*WRITTEN REQUEST*. Copy the records below exactly, from the line containing "Output a JSON" through the last line, and leave out every picture.

**** SUPPLIED DATA ****

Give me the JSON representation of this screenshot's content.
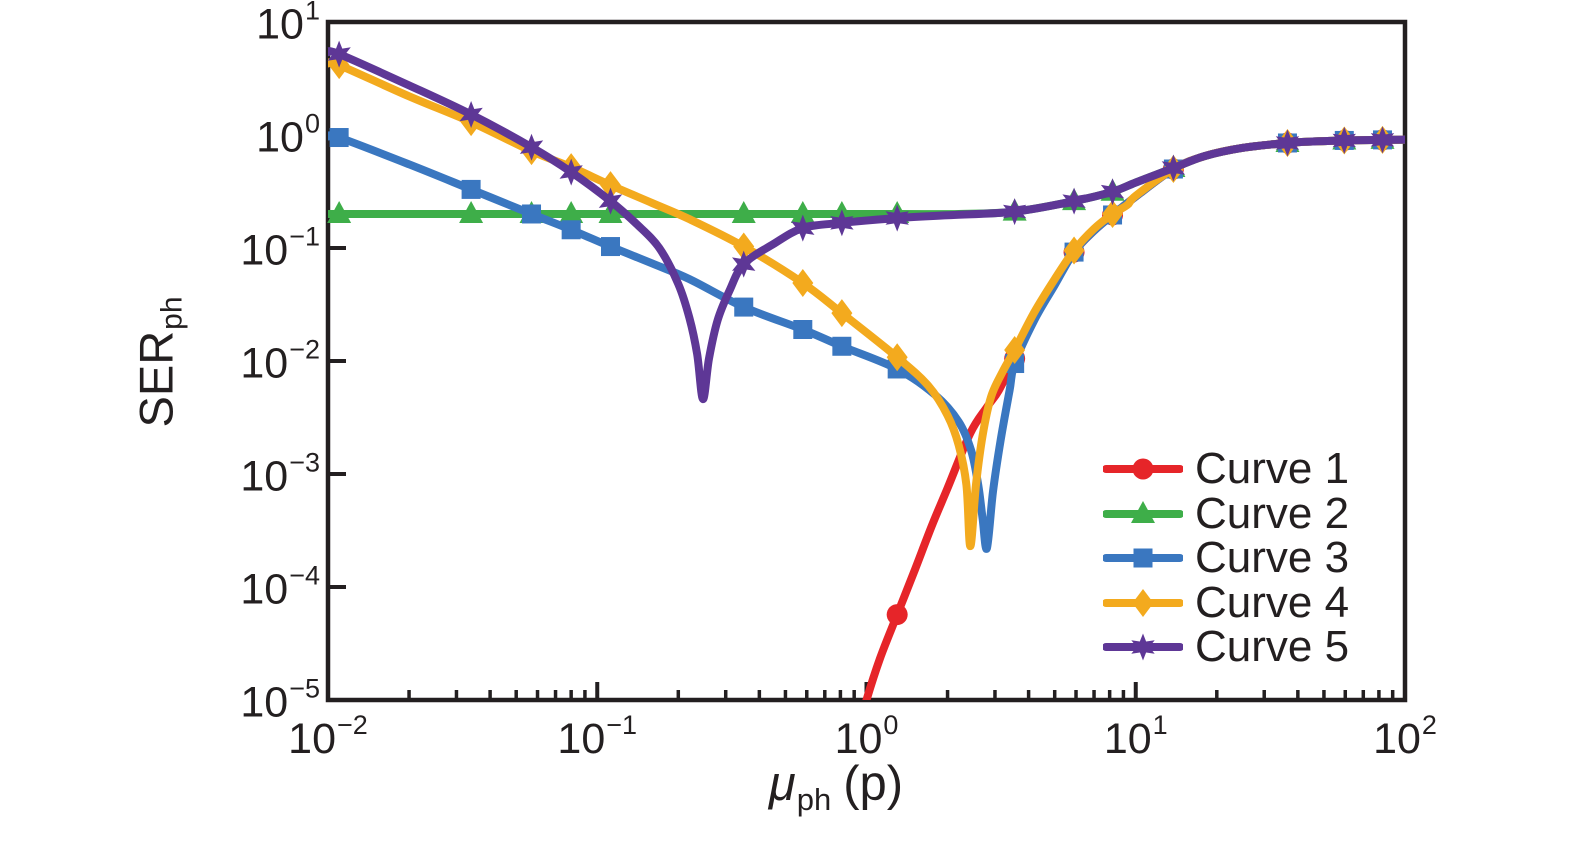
{
  "figure": {
    "background": "#ffffff",
    "axis_color": "#231f20",
    "text_color": "#231f20"
  },
  "chart_data": {
    "type": "line",
    "title": "",
    "xscale": "log",
    "yscale": "log",
    "xlim": [
      0.01,
      100
    ],
    "ylim": [
      1e-05,
      10
    ],
    "grid": false,
    "x_tick_exponents": [
      -2,
      -1,
      0,
      1,
      2
    ],
    "y_tick_exponents": [
      1,
      0,
      -1,
      -2,
      -3,
      -4,
      -5
    ],
    "xlabel": {
      "main": "μ",
      "sub": "ph",
      "suffix": "(p)"
    },
    "ylabel": {
      "main": "SER",
      "sub": "ph"
    },
    "legend": {
      "position": "lower-right"
    },
    "series": [
      {
        "name": "Curve 1",
        "color": "#e62529",
        "marker": "circle",
        "marker_x": [
          1.3,
          3.55,
          5.9,
          8.2,
          13.8,
          36.6,
          59.5,
          82.5
        ],
        "points": [
          [
            0.95,
            6.2e-06
          ],
          [
            1.0,
            1e-05
          ],
          [
            1.12,
            2.3e-05
          ],
          [
            1.3,
            5.7e-05
          ],
          [
            1.5,
            0.000135
          ],
          [
            1.75,
            0.00035
          ],
          [
            2.0,
            0.00075
          ],
          [
            2.43,
            0.0023
          ],
          [
            2.8,
            0.0039
          ],
          [
            3.1,
            0.0055
          ],
          [
            3.55,
            0.0105
          ],
          [
            4.2,
            0.024
          ],
          [
            5.0,
            0.048
          ],
          [
            5.9,
            0.092
          ],
          [
            7.0,
            0.142
          ],
          [
            8.2,
            0.196
          ],
          [
            10.0,
            0.285
          ],
          [
            13.8,
            0.5
          ],
          [
            18.0,
            0.65
          ],
          [
            25.0,
            0.77
          ],
          [
            36.6,
            0.85
          ],
          [
            48.0,
            0.88
          ],
          [
            59.5,
            0.895
          ],
          [
            82.5,
            0.905
          ],
          [
            100.0,
            0.91
          ]
        ]
      },
      {
        "name": "Curve 2",
        "color": "#3eae49",
        "marker": "triangle",
        "marker_x": [
          0.011,
          0.034,
          0.057,
          0.08,
          0.112,
          0.35,
          0.58,
          0.81,
          1.3,
          3.55,
          5.9,
          8.2,
          13.8,
          36.6,
          59.5,
          82.5
        ],
        "points": [
          [
            0.01,
            0.2
          ],
          [
            0.1,
            0.2
          ],
          [
            0.5,
            0.2
          ],
          [
            1.3,
            0.2
          ],
          [
            2.2,
            0.2
          ],
          [
            3.55,
            0.21
          ],
          [
            5.9,
            0.26
          ],
          [
            8.2,
            0.315
          ],
          [
            10.0,
            0.38
          ],
          [
            13.8,
            0.51
          ],
          [
            18.0,
            0.65
          ],
          [
            25.0,
            0.77
          ],
          [
            36.6,
            0.85
          ],
          [
            48.0,
            0.88
          ],
          [
            59.5,
            0.895
          ],
          [
            82.5,
            0.905
          ],
          [
            100.0,
            0.91
          ]
        ]
      },
      {
        "name": "Curve 3",
        "color": "#3a77c0",
        "marker": "square",
        "marker_x": [
          0.011,
          0.034,
          0.057,
          0.08,
          0.112,
          0.35,
          0.58,
          0.81,
          1.3,
          3.55,
          5.9,
          8.2,
          13.8,
          36.6,
          59.5,
          82.5
        ],
        "points": [
          [
            0.01,
            0.97
          ],
          [
            0.011,
            0.95
          ],
          [
            0.02,
            0.55
          ],
          [
            0.034,
            0.33
          ],
          [
            0.057,
            0.2
          ],
          [
            0.08,
            0.145
          ],
          [
            0.112,
            0.103
          ],
          [
            0.16,
            0.073
          ],
          [
            0.22,
            0.053
          ],
          [
            0.35,
            0.03
          ],
          [
            0.58,
            0.019
          ],
          [
            0.81,
            0.0135
          ],
          [
            1.3,
            0.0085
          ],
          [
            1.8,
            0.005
          ],
          [
            2.2,
            0.0029
          ],
          [
            2.45,
            0.0016
          ],
          [
            2.6,
            0.0008
          ],
          [
            2.7,
            0.0004
          ],
          [
            2.8,
            0.00022
          ],
          [
            2.95,
            0.0007
          ],
          [
            3.15,
            0.002
          ],
          [
            3.4,
            0.0055
          ],
          [
            3.55,
            0.0095
          ],
          [
            4.2,
            0.023
          ],
          [
            5.0,
            0.047
          ],
          [
            5.9,
            0.092
          ],
          [
            7.0,
            0.142
          ],
          [
            8.2,
            0.196
          ],
          [
            10.0,
            0.285
          ],
          [
            13.8,
            0.5
          ],
          [
            18.0,
            0.65
          ],
          [
            25.0,
            0.77
          ],
          [
            36.6,
            0.85
          ],
          [
            48.0,
            0.88
          ],
          [
            59.5,
            0.895
          ],
          [
            82.5,
            0.905
          ],
          [
            100.0,
            0.91
          ]
        ]
      },
      {
        "name": "Curve 4",
        "color": "#f3aa1e",
        "marker": "diamond",
        "marker_x": [
          0.011,
          0.034,
          0.057,
          0.08,
          0.112,
          0.35,
          0.58,
          0.81,
          1.3,
          3.55,
          5.9,
          8.2,
          13.8,
          36.6,
          59.5,
          82.5
        ],
        "points": [
          [
            0.01,
            4.3
          ],
          [
            0.011,
            4.15
          ],
          [
            0.02,
            2.2
          ],
          [
            0.034,
            1.3
          ],
          [
            0.057,
            0.72
          ],
          [
            0.08,
            0.52
          ],
          [
            0.112,
            0.36
          ],
          [
            0.16,
            0.25
          ],
          [
            0.22,
            0.18
          ],
          [
            0.35,
            0.103
          ],
          [
            0.58,
            0.049
          ],
          [
            0.81,
            0.0265
          ],
          [
            1.3,
            0.0108
          ],
          [
            1.7,
            0.006
          ],
          [
            2.0,
            0.0033
          ],
          [
            2.2,
            0.0018
          ],
          [
            2.35,
            0.0008
          ],
          [
            2.43,
            0.00023
          ],
          [
            2.55,
            0.0008
          ],
          [
            2.7,
            0.0022
          ],
          [
            2.9,
            0.0048
          ],
          [
            3.2,
            0.008
          ],
          [
            3.55,
            0.0125
          ],
          [
            4.2,
            0.027
          ],
          [
            5.0,
            0.053
          ],
          [
            5.9,
            0.095
          ],
          [
            7.0,
            0.148
          ],
          [
            8.2,
            0.2
          ],
          [
            9.3,
            0.24
          ],
          [
            10.0,
            0.29
          ],
          [
            13.8,
            0.5
          ],
          [
            18.0,
            0.65
          ],
          [
            25.0,
            0.77
          ],
          [
            36.6,
            0.85
          ],
          [
            48.0,
            0.88
          ],
          [
            59.5,
            0.895
          ],
          [
            82.5,
            0.905
          ],
          [
            100.0,
            0.91
          ]
        ]
      },
      {
        "name": "Curve 5",
        "color": "#5e3796",
        "marker": "star6",
        "marker_x": [
          0.011,
          0.034,
          0.057,
          0.08,
          0.112,
          0.35,
          0.58,
          0.81,
          1.3,
          3.55,
          5.9,
          8.2,
          13.8,
          36.6,
          59.5,
          82.5
        ],
        "points": [
          [
            0.01,
            5.4
          ],
          [
            0.011,
            5.2
          ],
          [
            0.02,
            2.75
          ],
          [
            0.034,
            1.52
          ],
          [
            0.057,
            0.78
          ],
          [
            0.08,
            0.47
          ],
          [
            0.112,
            0.26
          ],
          [
            0.14,
            0.163
          ],
          [
            0.17,
            0.1
          ],
          [
            0.2,
            0.048
          ],
          [
            0.22,
            0.024
          ],
          [
            0.235,
            0.0115
          ],
          [
            0.247,
            0.0046
          ],
          [
            0.26,
            0.0105
          ],
          [
            0.28,
            0.023
          ],
          [
            0.31,
            0.042
          ],
          [
            0.35,
            0.072
          ],
          [
            0.45,
            0.108
          ],
          [
            0.58,
            0.15
          ],
          [
            0.81,
            0.167
          ],
          [
            1.3,
            0.184
          ],
          [
            2.0,
            0.195
          ],
          [
            3.55,
            0.21
          ],
          [
            5.9,
            0.26
          ],
          [
            8.2,
            0.315
          ],
          [
            10.0,
            0.38
          ],
          [
            13.8,
            0.51
          ],
          [
            18.0,
            0.65
          ],
          [
            25.0,
            0.77
          ],
          [
            36.6,
            0.85
          ],
          [
            48.0,
            0.88
          ],
          [
            59.5,
            0.895
          ],
          [
            82.5,
            0.905
          ],
          [
            100.0,
            0.91
          ]
        ]
      }
    ]
  }
}
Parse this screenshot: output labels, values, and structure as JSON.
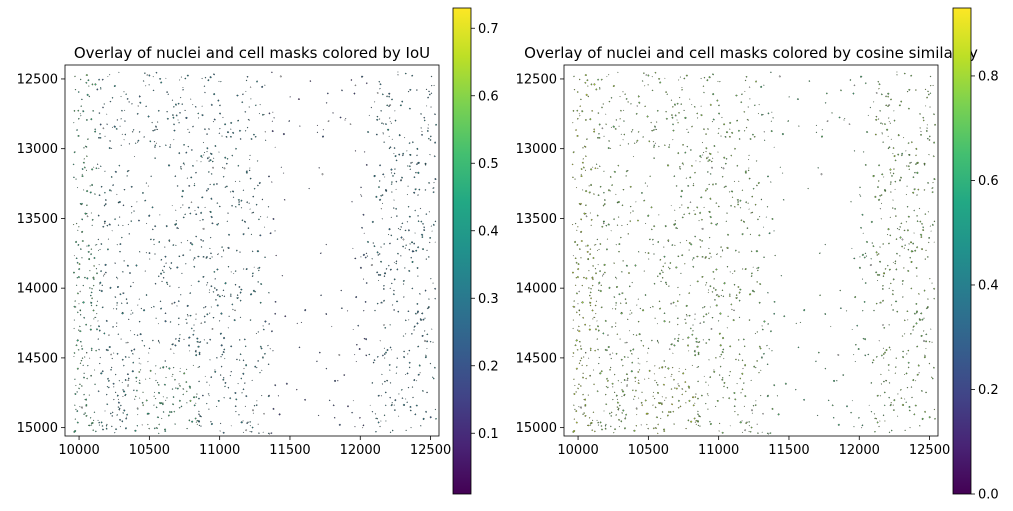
{
  "chart_data": [
    {
      "type": "scatter",
      "title": "Overlay of nuclei and cell masks colored by IoU",
      "xlim": [
        9900,
        12560
      ],
      "ylim": [
        15060,
        12400
      ],
      "y_inverted": true,
      "xticks": [
        10000,
        10500,
        11000,
        11500,
        12000,
        12500
      ],
      "yticks": [
        12500,
        13000,
        13500,
        14000,
        14500,
        15000
      ],
      "colormap": "viridis",
      "missing_color": "#cccccc",
      "colorbar": {
        "range": [
          0.01,
          0.73
        ],
        "ticks": [
          0.1,
          0.2,
          0.3,
          0.4,
          0.5,
          0.6,
          0.7
        ]
      },
      "grid": false,
      "seed": 7
    },
    {
      "type": "scatter",
      "title": "Overlay of nuclei and cell masks colored by cosine similarity",
      "xlim": [
        9900,
        12560
      ],
      "ylim": [
        15060,
        12400
      ],
      "y_inverted": true,
      "xticks": [
        10000,
        10500,
        11000,
        11500,
        12000,
        12500
      ],
      "yticks": [
        12500,
        13000,
        13500,
        14000,
        14500,
        15000
      ],
      "colormap": "viridis",
      "missing_color": "#cccccc",
      "colorbar": {
        "range": [
          0.0,
          0.93
        ],
        "ticks": [
          0.0,
          0.2,
          0.4,
          0.6,
          0.8
        ]
      },
      "grid": false,
      "seed": 7
    }
  ]
}
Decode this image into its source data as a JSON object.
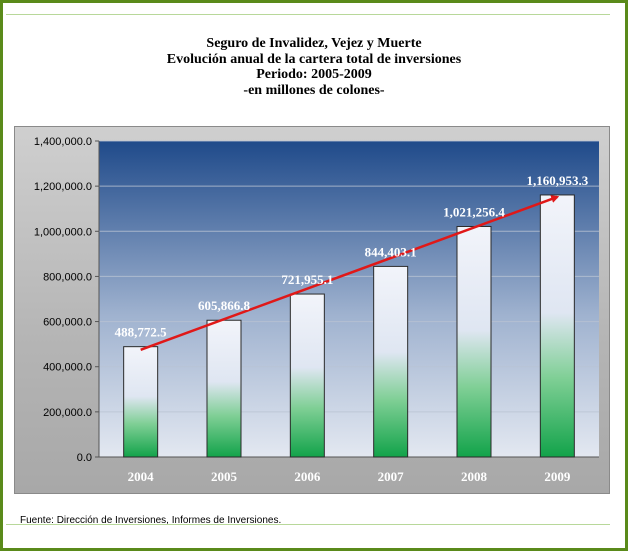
{
  "header": {
    "line1": "Seguro de Invalidez, Vejez y Muerte",
    "line2": "Evolución anual de la cartera total de inversiones",
    "line3": "Periodo: 2005-2009",
    "line4": "-en millones de colones-"
  },
  "footer": {
    "source": "Fuente: Dirección de Inversiones, Informes de Inversiones."
  },
  "colors": {
    "frame": "#5a8a1a",
    "plot_top": "#1f4a8a",
    "plot_bottom": "#e3e8f1",
    "bar_top": "#f2f4fa",
    "bar_bottom": "#12a34a",
    "trend": "#e01818"
  },
  "chart_data": {
    "type": "bar",
    "title": "",
    "xlabel": "",
    "ylabel": "",
    "categories": [
      "2004",
      "2005",
      "2006",
      "2007",
      "2008",
      "2009"
    ],
    "values": [
      488772.5,
      605866.8,
      721955.1,
      844403.1,
      1021256.4,
      1160953.3
    ],
    "data_labels": [
      "488,772.5",
      "605,866.8",
      "721,955.1",
      "844,403.1",
      "1,021,256.4",
      "1,160,953.3"
    ],
    "ylim": [
      0,
      1400000
    ],
    "yticks": [
      0,
      200000,
      400000,
      600000,
      800000,
      1000000,
      1200000,
      1400000
    ],
    "ytick_labels": [
      "0.0",
      "200,000.0",
      "400,000.0",
      "600,000.0",
      "800,000.0",
      "1,000,000.0",
      "1,200,000.0",
      "1,400,000.0"
    ],
    "grid": true,
    "legend": "none",
    "trend_arrow": {
      "from_category": "2004",
      "to_category": "2009",
      "from_value": 475000,
      "to_value": 1160953.3
    }
  }
}
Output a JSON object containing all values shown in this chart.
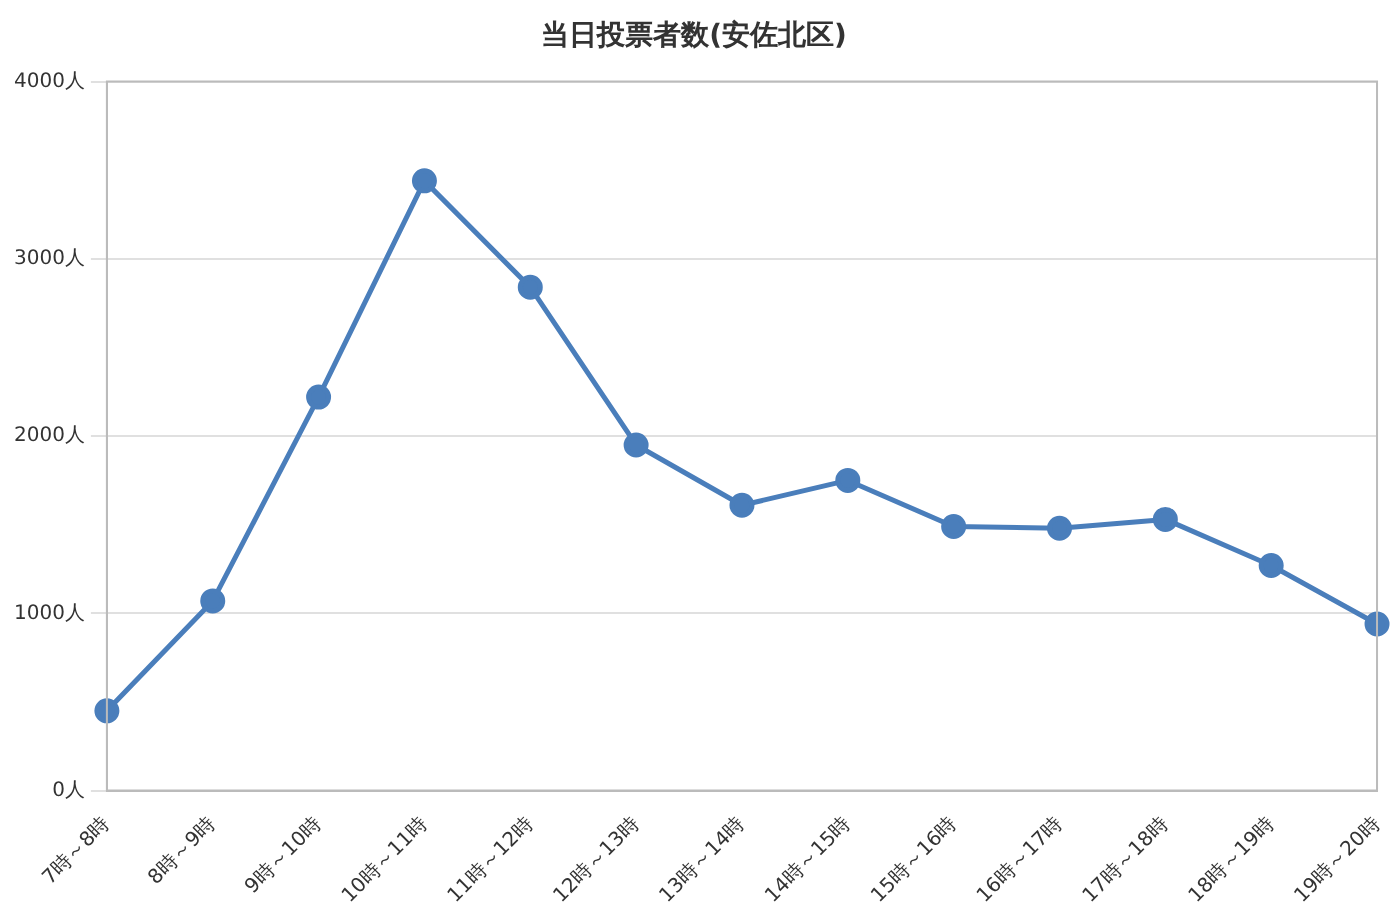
{
  "chart_data": {
    "type": "line",
    "title": "当日投票者数(安佐北区)",
    "categories": [
      "7時～8時",
      "8時～9時",
      "9時～10時",
      "10時～11時",
      "11時～12時",
      "12時～13時",
      "13時～14時",
      "14時～15時",
      "15時～16時",
      "16時～17時",
      "17時～18時",
      "18時～19時",
      "19時～20時"
    ],
    "series": [
      {
        "color": "#4a7ebb",
        "values": [
          450,
          1070,
          2220,
          3440,
          2840,
          1950,
          1610,
          1750,
          1490,
          1480,
          1530,
          1270,
          940
        ]
      }
    ],
    "ylim": [
      0,
      4000
    ],
    "yticks": [
      {
        "value": 0,
        "label": "0人"
      },
      {
        "value": 1000,
        "label": "1000人"
      },
      {
        "value": 2000,
        "label": "2000人"
      },
      {
        "value": 3000,
        "label": "3000人"
      },
      {
        "value": 4000,
        "label": "4000人"
      }
    ],
    "grid": "y",
    "marker": "circle",
    "line_style": "solid",
    "legend": false
  }
}
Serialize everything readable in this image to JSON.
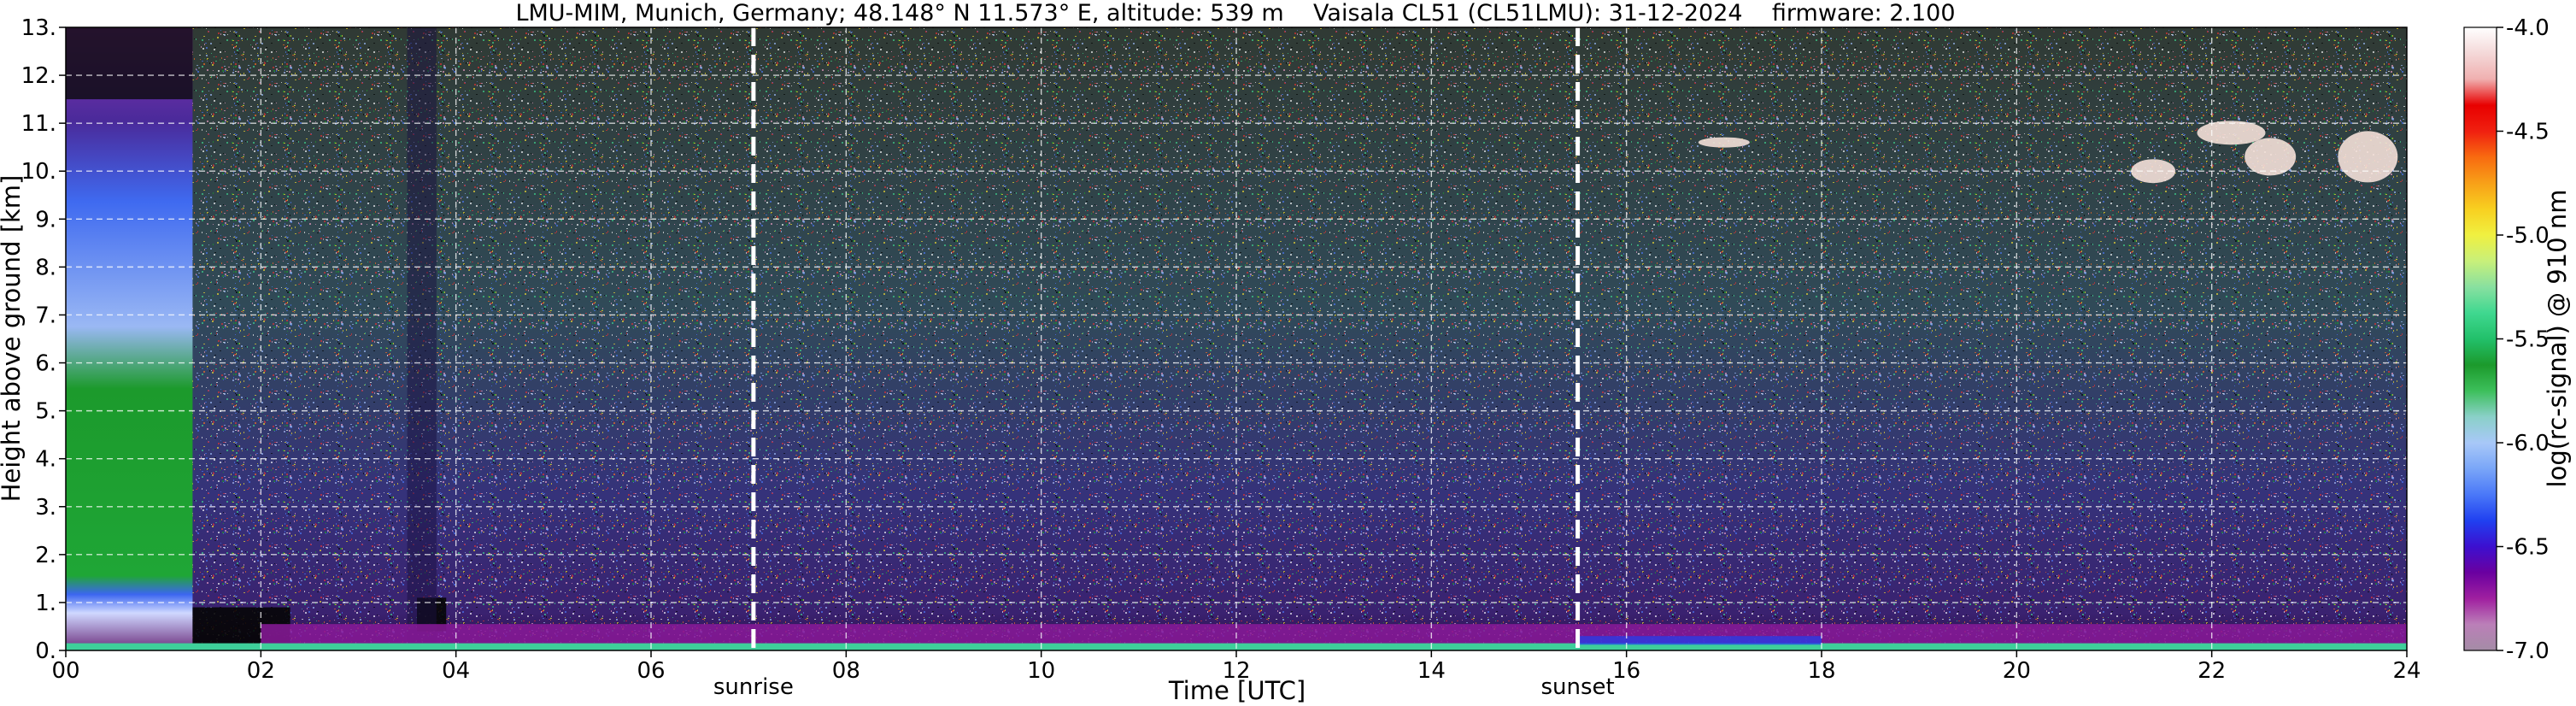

****

*ANSWER FOR THIS EXERCISE*.
Output a JSON object containing all values shown in this chart.
{
  "chart_data": {
    "type": "line",
    "title": "当日投票者数(安佐北区)",
    "categories": [
      "7時～8時",
      "8時～9時",
      "9時～10時",
      "10時～11時",
      "11時～12時",
      "12時～13時",
      "13時～14時",
      "14時～15時",
      "15時～16時",
      "16時～17時",
      "17時～18時",
      "18時～19時",
      "19時～20時"
    ],
    "series": [
      {
        "color": "#4a7ebb",
        "values": [
          450,
          1070,
          2220,
          3440,
          2840,
          1950,
          1610,
          1750,
          1490,
          1480,
          1530,
          1270,
          940
        ]
      }
    ],
    "ylim": [
      0,
      4000
    ],
    "yticks": [
      {
        "value": 0,
        "label": "0人"
      },
      {
        "value": 1000,
        "label": "1000人"
      },
      {
        "value": 2000,
        "label": "2000人"
      },
      {
        "value": 3000,
        "label": "3000人"
      },
      {
        "value": 4000,
        "label": "4000人"
      }
    ],
    "grid": "y",
    "marker": "circle",
    "line_style": "solid",
    "legend": false
  }
}
Serialize everything readable in this image to JSON.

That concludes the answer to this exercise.